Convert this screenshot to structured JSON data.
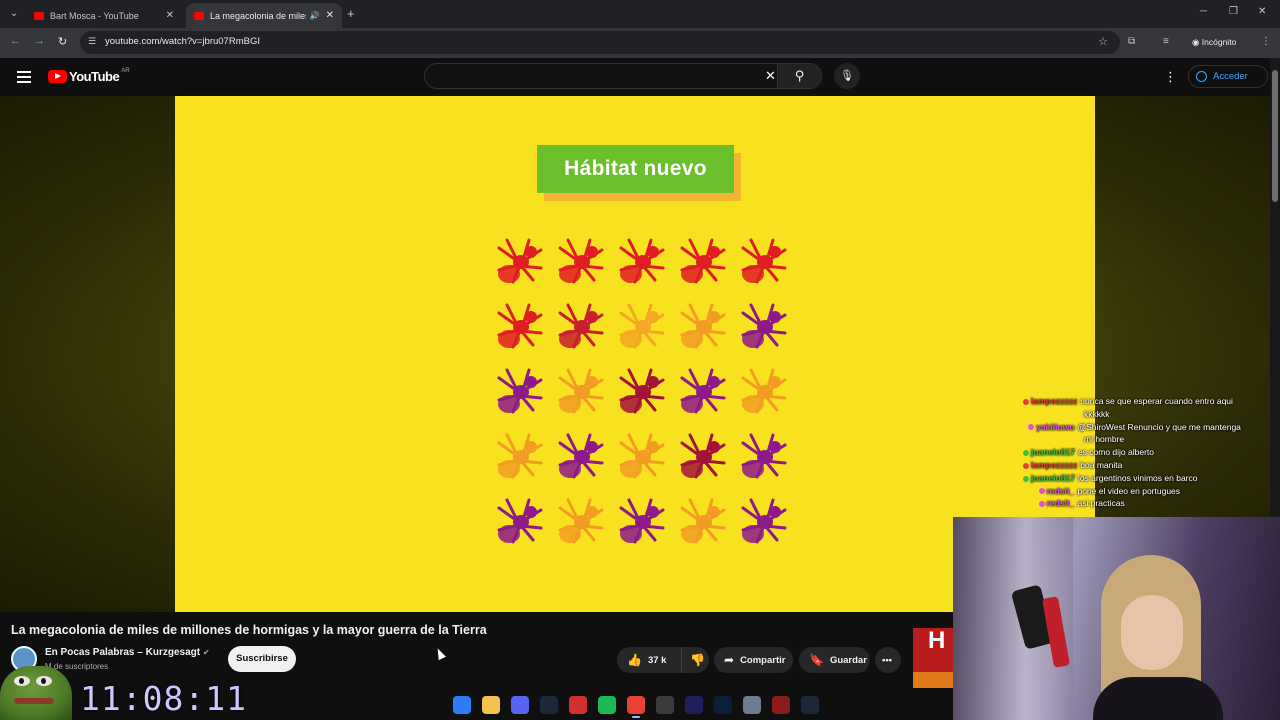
{
  "browser": {
    "tabs": [
      {
        "title": "Bart Mosca - YouTube"
      },
      {
        "title": "La megacolonia de miles de"
      }
    ],
    "url": "youtube.com/watch?v=jbru07RmBGI",
    "incognito_label": "Incógnito"
  },
  "youtube": {
    "logo_text": "YouTube",
    "country_code": "AR",
    "sign_in_label": "Acceder"
  },
  "video": {
    "badge_text": "Hábitat nuevo",
    "ant_rows": [
      [
        "#e11d24",
        "#e11d24",
        "#e11d24",
        "#e11d24",
        "#e11d24"
      ],
      [
        "#e11d24",
        "#c81f2e",
        "#f5a623",
        "#f39c23",
        "#8e1a8a"
      ],
      [
        "#8e1a8a",
        "#f39c23",
        "#a2133a",
        "#8e1a8a",
        "#f39c23"
      ],
      [
        "#f39c23",
        "#8e1a8a",
        "#f39c23",
        "#a2133a",
        "#8e1a8a"
      ],
      [
        "#8e1a8a",
        "#f39c23",
        "#8e1a8a",
        "#f39c23",
        "#8e1a8a"
      ]
    ],
    "title": "La megacolonia de miles de millones de hormigas y la mayor guerra de la Tierra",
    "channel": "En Pocas Palabras – Kurzgesagt",
    "subscribers": "M de suscriptores",
    "subscribe_label": "Suscribirse",
    "likes": "37 k",
    "share_label": "Compartir",
    "save_label": "Guardar"
  },
  "chat": [
    {
      "user": "lampozzzzz",
      "color": "#e23b3b",
      "text": "nunca se que esperar cuando entro aqui"
    },
    {
      "user": "",
      "color": "",
      "text": "kkkkkk"
    },
    {
      "user": "yakiiiuwu",
      "color": "#e04ee0",
      "text": "@ShiroWest Renuncio y que me mantenga"
    },
    {
      "user": "",
      "color": "",
      "text": "mi hombre"
    },
    {
      "user": "juanelo817",
      "color": "#3fbf3f",
      "text": "es como dijo alberto"
    },
    {
      "user": "lampozzzzz",
      "color": "#e23b3b",
      "text": "boa manita"
    },
    {
      "user": "juanelo817",
      "color": "#3fbf3f",
      "text": "los argentinos vinimos en barco"
    },
    {
      "user": "redsit_",
      "color": "#e04ee0",
      "text": "pone el video en portugues"
    },
    {
      "user": "redsit_",
      "color": "#e04ee0",
      "text": "asi practicas"
    }
  ],
  "overlay": {
    "clock": "11:08:11",
    "thumbnail_text": "H"
  },
  "taskbar": [
    {
      "name": "windows-start",
      "color": "#2f7cf6"
    },
    {
      "name": "file-explorer",
      "color": "#f2c14e"
    },
    {
      "name": "discord",
      "color": "#5865f2"
    },
    {
      "name": "steam",
      "color": "#1b2838"
    },
    {
      "name": "app-red",
      "color": "#d0312d"
    },
    {
      "name": "spotify",
      "color": "#1db954"
    },
    {
      "name": "chrome",
      "color": "#e94235"
    },
    {
      "name": "obs",
      "color": "#3a3a3a"
    },
    {
      "name": "premiere",
      "color": "#1f1f5e"
    },
    {
      "name": "photoshop",
      "color": "#0b1e3a"
    },
    {
      "name": "ccleaner",
      "color": "#6b7c93"
    },
    {
      "name": "game-app",
      "color": "#8b1c1c"
    },
    {
      "name": "steam-2",
      "color": "#1b2838"
    }
  ]
}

• [REQUIREMENTS]: Pick out, from the lines above, every one that contains the string "video".

• [SOLVED PROBLEM]:
  "video": {
      "text": "pone el video en portugues"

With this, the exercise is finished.